GIVEN ENTRIES -
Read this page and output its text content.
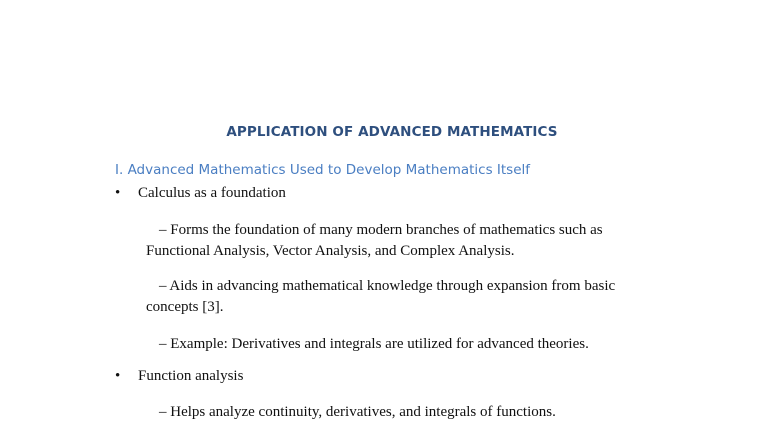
APPLICATION OF ADVANCED MATHEMATICS
I. Advanced Mathematics Used to Develop Mathematics Itself
• Calculus as a foundation
– Forms the foundation of many modern branches of mathematics such as
Functional Analysis, Vector Analysis, and Complex Analysis.
– Aids in advancing mathematical knowledge through expansion from basic
concepts [3].
– Example: Derivatives and integrals are utilized for advanced theories.
• Function analysis
– Helps analyze continuity, derivatives, and integrals of functions.
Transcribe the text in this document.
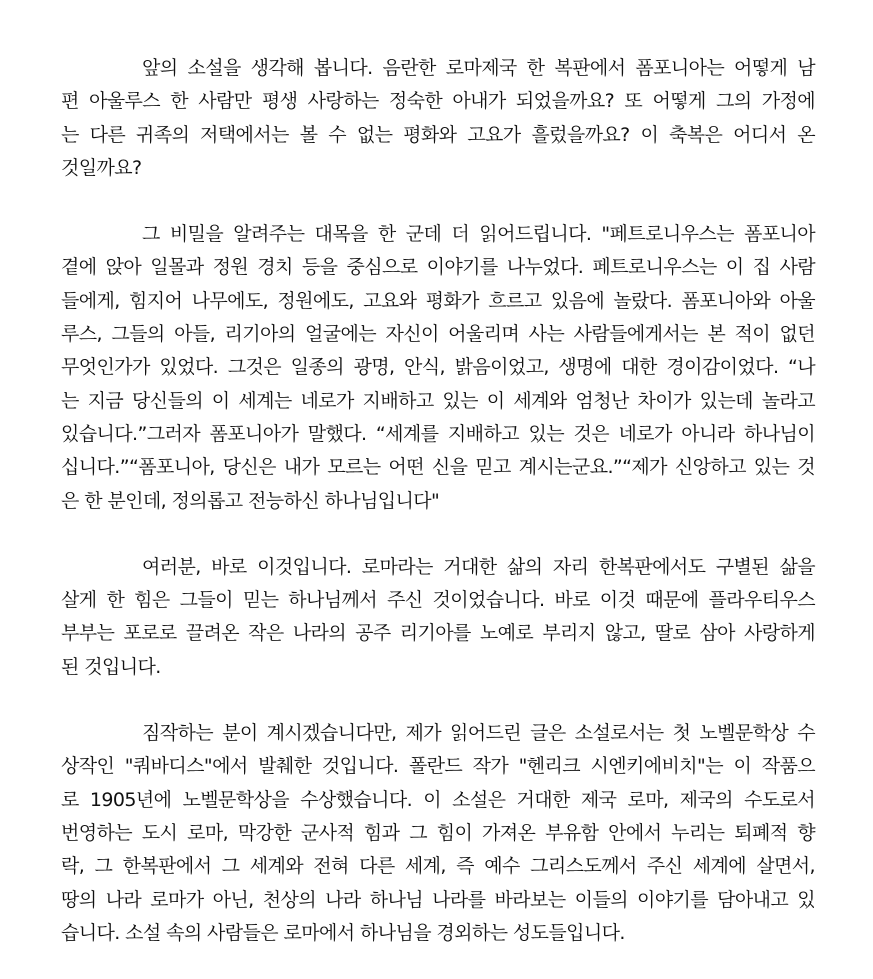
앞의 소설을 생각해 봅니다. 음란한 로마제국 한 복판에서 폼포니아는 어떻게 남
편 아울루스 한 사람만 평생 사랑하는 정숙한 아내가 되었을까요? 또 어떻게 그의 가정에
는 다른 귀족의 저택에서는 볼 수 없는 평화와 고요가 흘렀을까요? 이 축복은 어디서 온
것일까요?
그 비밀을 알려주는 대목을 한 군데 더 읽어드립니다. "페트로니우스는 폼포니아
곁에 앉아 일몰과 정원 경치 등을 중심으로 이야기를 나누었다. 페트로니우스는 이 집 사람
들에게, 힘지어 나무에도, 정원에도, 고요와 평화가 흐르고 있음에 놀랐다. 폼포니아와 아울
루스, 그들의 아들, 리기아의 얼굴에는 자신이 어울리며 사는 사람들에게서는 본 적이 없던
무엇인가가 있었다. 그것은 일종의 광명, 안식, 밝음이었고, 생명에 대한 경이감이었다. “나
는 지금 당신들의 이 세계는 네로가 지배하고 있는 이 세계와 엄청난 차이가 있는데 놀라고
있습니다.”그러자 폼포니아가 말했다. “세계를 지배하고 있는 것은 네로가 아니라 하나님이
십니다.”“폼포니아, 당신은 내가 모르는 어떤 신을 믿고 계시는군요.”“제가 신앙하고 있는 것
은 한 분인데, 정의롭고 전능하신 하나님입니다"
여러분, 바로 이것입니다. 로마라는 거대한 삶의 자리 한복판에서도 구별된 삶을
살게 한 힘은 그들이 믿는 하나님께서 주신 것이었습니다. 바로 이것 때문에 플라우티우스
부부는 포로로 끌려온 작은 나라의 공주 리기아를 노예로 부리지 않고, 딸로 삼아 사랑하게
된 것입니다.
짐작하는 분이 계시겠습니다만, 제가 읽어드린 글은 소설로서는 첫 노벨문학상 수
상작인 "쿼바디스"에서 발췌한 것입니다. 폴란드 작가 "헨리크 시엔키에비치"는 이 작품으
로 1905년에 노벨문학상을 수상했습니다. 이 소설은 거대한 제국 로마, 제국의 수도로서
번영하는 도시 로마, 막강한 군사적 힘과 그 힘이 가져온 부유함 안에서 누리는 퇴폐적 향
락, 그 한복판에서 그 세계와 전혀 다른 세계, 즉 예수 그리스도께서 주신 세계에 살면서,
땅의 나라 로마가 아닌, 천상의 나라 하나님 나라를 바라보는 이들의 이야기를 담아내고 있
습니다. 소설 속의 사람들은 로마에서 하나님을 경외하는 성도들입니다.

WHAT TO DO - Reproduce every line above as written, skipping pictures.

TASK ANSWER -
Read this page and output its text content.
APPLICATION OF ADVANCED MATHEMATICS
I. Advanced Mathematics Used to Develop Mathematics Itself
• Calculus as a foundation
– Forms the foundation of many modern branches of mathematics such as
Functional Analysis, Vector Analysis, and Complex Analysis.
– Aids in advancing mathematical knowledge through expansion from basic
concepts [3].
– Example: Derivatives and integrals are utilized for advanced theories.
• Function analysis
– Helps analyze continuity, derivatives, and integrals of functions.
Transcribe the text in this document.
앞의 소설을 생각해 봅니다. 음란한 로마제국 한 복판에서 폼포니아는 어떻게 남
편 아울루스 한 사람만 평생 사랑하는 정숙한 아내가 되었을까요? 또 어떻게 그의 가정에
는 다른 귀족의 저택에서는 볼 수 없는 평화와 고요가 흘렀을까요? 이 축복은 어디서 온
것일까요?
그 비밀을 알려주는 대목을 한 군데 더 읽어드립니다. "페트로니우스는 폼포니아
곁에 앉아 일몰과 정원 경치 등을 중심으로 이야기를 나누었다. 페트로니우스는 이 집 사람
들에게, 힘지어 나무에도, 정원에도, 고요와 평화가 흐르고 있음에 놀랐다. 폼포니아와 아울
루스, 그들의 아들, 리기아의 얼굴에는 자신이 어울리며 사는 사람들에게서는 본 적이 없던
무엇인가가 있었다. 그것은 일종의 광명, 안식, 밝음이었고, 생명에 대한 경이감이었다. “나
는 지금 당신들의 이 세계는 네로가 지배하고 있는 이 세계와 엄청난 차이가 있는데 놀라고
있습니다.”그러자 폼포니아가 말했다. “세계를 지배하고 있는 것은 네로가 아니라 하나님이
십니다.”“폼포니아, 당신은 내가 모르는 어떤 신을 믿고 계시는군요.”“제가 신앙하고 있는 것
은 한 분인데, 정의롭고 전능하신 하나님입니다"
여러분, 바로 이것입니다. 로마라는 거대한 삶의 자리 한복판에서도 구별된 삶을
살게 한 힘은 그들이 믿는 하나님께서 주신 것이었습니다. 바로 이것 때문에 플라우티우스
부부는 포로로 끌려온 작은 나라의 공주 리기아를 노예로 부리지 않고, 딸로 삼아 사랑하게
된 것입니다.
짐작하는 분이 계시겠습니다만, 제가 읽어드린 글은 소설로서는 첫 노벨문학상 수
상작인 "쿼바디스"에서 발췌한 것입니다. 폴란드 작가 "헨리크 시엔키에비치"는 이 작품으
로 1905년에 노벨문학상을 수상했습니다. 이 소설은 거대한 제국 로마, 제국의 수도로서
번영하는 도시 로마, 막강한 군사적 힘과 그 힘이 가져온 부유함 안에서 누리는 퇴폐적 향
락, 그 한복판에서 그 세계와 전혀 다른 세계, 즉 예수 그리스도께서 주신 세계에 살면서,
땅의 나라 로마가 아닌, 천상의 나라 하나님 나라를 바라보는 이들의 이야기를 담아내고 있
습니다. 소설 속의 사람들은 로마에서 하나님을 경외하는 성도들입니다.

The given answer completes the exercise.